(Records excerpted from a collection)
○ ○ ○ ○ ○

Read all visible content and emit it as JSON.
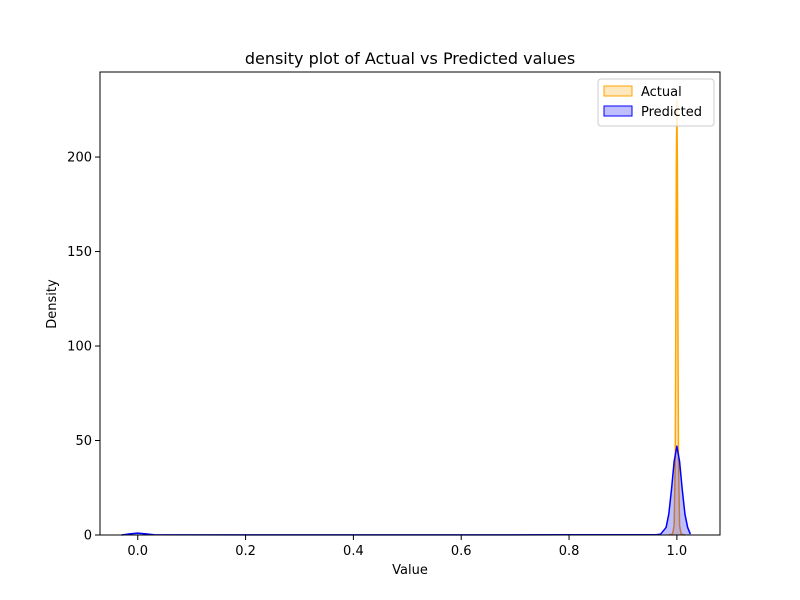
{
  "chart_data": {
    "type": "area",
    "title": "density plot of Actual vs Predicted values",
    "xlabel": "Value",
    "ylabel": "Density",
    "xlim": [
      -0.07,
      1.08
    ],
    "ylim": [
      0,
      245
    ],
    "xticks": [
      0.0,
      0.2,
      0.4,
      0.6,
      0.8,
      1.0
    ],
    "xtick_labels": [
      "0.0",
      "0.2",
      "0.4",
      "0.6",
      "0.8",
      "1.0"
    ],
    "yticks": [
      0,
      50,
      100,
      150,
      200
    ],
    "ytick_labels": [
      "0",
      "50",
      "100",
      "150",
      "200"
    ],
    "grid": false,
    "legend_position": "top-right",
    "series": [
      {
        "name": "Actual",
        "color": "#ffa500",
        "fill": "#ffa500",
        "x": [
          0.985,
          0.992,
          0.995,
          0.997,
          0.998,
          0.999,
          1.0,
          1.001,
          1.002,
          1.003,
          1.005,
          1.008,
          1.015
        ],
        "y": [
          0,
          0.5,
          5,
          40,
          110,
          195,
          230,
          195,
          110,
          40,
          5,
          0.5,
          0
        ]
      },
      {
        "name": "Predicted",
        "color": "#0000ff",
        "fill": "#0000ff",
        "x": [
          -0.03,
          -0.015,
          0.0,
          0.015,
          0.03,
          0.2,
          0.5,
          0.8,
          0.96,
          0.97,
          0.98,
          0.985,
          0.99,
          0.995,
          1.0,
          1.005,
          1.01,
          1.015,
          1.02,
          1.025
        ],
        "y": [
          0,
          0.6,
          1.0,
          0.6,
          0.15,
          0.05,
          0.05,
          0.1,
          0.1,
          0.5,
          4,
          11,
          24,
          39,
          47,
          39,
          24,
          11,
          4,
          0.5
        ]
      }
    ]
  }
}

○ ○ ○ ○ ○

From the material above, gather all lines that include the string "Predicted" and copy them.

    "title": "density plot of Actual vs Predicted values",
        "name": "Predicted",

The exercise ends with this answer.